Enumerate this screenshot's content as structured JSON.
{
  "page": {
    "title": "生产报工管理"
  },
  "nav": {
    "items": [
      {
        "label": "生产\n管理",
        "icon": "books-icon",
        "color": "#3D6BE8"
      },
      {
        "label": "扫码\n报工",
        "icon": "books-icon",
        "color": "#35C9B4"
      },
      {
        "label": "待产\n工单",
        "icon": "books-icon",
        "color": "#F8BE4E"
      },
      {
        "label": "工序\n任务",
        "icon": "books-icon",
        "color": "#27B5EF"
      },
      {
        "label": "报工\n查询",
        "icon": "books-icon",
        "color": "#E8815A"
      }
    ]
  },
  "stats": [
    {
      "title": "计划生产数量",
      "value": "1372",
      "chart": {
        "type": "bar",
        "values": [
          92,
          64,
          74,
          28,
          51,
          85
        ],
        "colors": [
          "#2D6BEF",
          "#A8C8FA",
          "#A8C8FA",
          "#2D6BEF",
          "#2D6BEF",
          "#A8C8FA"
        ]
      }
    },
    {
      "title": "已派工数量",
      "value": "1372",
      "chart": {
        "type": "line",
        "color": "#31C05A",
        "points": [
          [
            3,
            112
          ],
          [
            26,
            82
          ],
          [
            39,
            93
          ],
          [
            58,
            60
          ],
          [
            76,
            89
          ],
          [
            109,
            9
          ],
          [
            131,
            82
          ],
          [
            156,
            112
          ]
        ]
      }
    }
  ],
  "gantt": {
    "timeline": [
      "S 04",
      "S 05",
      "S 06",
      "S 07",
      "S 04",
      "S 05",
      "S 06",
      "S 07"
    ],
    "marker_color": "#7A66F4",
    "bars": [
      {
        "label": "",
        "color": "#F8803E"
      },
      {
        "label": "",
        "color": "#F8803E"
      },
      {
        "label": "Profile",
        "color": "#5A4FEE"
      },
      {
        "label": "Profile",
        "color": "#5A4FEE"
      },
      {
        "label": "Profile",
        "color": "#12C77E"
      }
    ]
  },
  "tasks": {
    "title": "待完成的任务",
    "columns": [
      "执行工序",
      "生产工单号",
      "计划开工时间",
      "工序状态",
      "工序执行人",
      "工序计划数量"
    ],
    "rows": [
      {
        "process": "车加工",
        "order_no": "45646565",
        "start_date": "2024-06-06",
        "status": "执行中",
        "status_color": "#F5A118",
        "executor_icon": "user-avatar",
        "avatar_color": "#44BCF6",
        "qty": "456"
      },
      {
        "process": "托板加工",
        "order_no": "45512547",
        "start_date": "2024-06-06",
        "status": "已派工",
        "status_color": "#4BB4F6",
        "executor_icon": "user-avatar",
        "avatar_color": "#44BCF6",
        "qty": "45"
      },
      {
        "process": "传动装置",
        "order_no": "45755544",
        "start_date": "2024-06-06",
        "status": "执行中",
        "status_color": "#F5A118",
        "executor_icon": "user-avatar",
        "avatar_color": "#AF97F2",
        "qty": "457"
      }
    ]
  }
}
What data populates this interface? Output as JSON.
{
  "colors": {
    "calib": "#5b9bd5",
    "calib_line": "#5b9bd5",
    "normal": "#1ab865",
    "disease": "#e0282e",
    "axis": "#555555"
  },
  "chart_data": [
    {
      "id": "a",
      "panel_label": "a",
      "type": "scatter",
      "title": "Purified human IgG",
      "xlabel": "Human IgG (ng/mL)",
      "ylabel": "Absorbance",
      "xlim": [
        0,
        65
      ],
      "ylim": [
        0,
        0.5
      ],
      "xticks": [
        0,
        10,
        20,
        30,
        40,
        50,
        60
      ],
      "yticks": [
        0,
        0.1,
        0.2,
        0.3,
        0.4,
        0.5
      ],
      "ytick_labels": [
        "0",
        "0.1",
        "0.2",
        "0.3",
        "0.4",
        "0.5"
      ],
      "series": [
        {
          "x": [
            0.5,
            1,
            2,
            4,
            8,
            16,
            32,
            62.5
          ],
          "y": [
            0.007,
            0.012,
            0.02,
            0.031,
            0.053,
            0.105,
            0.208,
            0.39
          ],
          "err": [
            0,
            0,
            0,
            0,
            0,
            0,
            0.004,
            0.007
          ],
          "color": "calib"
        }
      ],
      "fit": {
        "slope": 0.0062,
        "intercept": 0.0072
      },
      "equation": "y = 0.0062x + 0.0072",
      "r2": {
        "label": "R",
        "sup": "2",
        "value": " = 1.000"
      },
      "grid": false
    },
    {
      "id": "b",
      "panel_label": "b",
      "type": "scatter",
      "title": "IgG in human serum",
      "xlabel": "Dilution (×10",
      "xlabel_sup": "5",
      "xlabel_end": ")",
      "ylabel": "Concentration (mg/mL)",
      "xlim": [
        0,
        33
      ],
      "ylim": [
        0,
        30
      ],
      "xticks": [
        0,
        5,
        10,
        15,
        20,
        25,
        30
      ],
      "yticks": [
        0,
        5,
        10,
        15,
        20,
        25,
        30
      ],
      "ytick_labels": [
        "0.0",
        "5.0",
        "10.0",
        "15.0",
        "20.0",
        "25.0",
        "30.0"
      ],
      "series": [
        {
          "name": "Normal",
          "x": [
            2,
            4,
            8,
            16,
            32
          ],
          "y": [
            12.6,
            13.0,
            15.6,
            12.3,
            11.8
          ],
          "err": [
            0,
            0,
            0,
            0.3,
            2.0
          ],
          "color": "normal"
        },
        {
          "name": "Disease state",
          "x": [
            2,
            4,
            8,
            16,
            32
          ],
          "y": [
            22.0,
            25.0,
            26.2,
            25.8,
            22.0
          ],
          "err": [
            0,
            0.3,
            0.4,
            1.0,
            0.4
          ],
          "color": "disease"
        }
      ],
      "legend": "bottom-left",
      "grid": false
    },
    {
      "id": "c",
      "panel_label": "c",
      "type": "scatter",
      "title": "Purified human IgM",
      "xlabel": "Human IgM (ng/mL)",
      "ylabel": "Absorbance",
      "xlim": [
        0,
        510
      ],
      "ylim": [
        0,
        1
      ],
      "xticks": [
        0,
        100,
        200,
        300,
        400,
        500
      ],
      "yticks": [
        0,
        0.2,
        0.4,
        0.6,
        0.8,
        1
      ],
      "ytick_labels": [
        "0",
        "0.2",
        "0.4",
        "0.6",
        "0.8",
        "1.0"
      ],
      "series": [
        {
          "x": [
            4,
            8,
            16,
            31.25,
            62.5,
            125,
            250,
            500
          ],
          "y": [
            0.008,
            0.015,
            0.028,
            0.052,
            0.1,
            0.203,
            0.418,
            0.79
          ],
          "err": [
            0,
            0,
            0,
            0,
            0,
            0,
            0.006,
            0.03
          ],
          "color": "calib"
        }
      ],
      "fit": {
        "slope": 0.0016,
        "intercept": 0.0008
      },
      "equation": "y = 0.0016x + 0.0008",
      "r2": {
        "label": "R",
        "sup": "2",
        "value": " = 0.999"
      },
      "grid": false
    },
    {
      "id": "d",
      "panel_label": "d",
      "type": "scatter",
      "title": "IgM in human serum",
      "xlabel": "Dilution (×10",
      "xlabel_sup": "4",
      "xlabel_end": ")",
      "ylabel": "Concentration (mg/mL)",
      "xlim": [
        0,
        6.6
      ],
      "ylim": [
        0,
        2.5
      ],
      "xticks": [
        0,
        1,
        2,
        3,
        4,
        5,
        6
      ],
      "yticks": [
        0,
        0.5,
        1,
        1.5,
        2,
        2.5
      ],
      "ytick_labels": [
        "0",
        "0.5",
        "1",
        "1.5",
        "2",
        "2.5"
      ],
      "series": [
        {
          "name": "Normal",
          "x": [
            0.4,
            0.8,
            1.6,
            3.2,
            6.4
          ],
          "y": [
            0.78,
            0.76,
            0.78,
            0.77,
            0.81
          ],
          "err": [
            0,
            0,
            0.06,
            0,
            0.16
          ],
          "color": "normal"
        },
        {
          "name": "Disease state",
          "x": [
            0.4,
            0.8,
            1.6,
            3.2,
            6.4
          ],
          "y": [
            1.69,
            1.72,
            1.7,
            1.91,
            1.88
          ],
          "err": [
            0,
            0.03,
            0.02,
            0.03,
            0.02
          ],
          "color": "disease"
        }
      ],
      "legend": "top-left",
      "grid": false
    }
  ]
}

__Short exercise__
Copy out all lines where the word "JSON" appears.

__The response__
Enumerate this screenshot's content as structured JSON.
What data populates this interface? Output as JSON.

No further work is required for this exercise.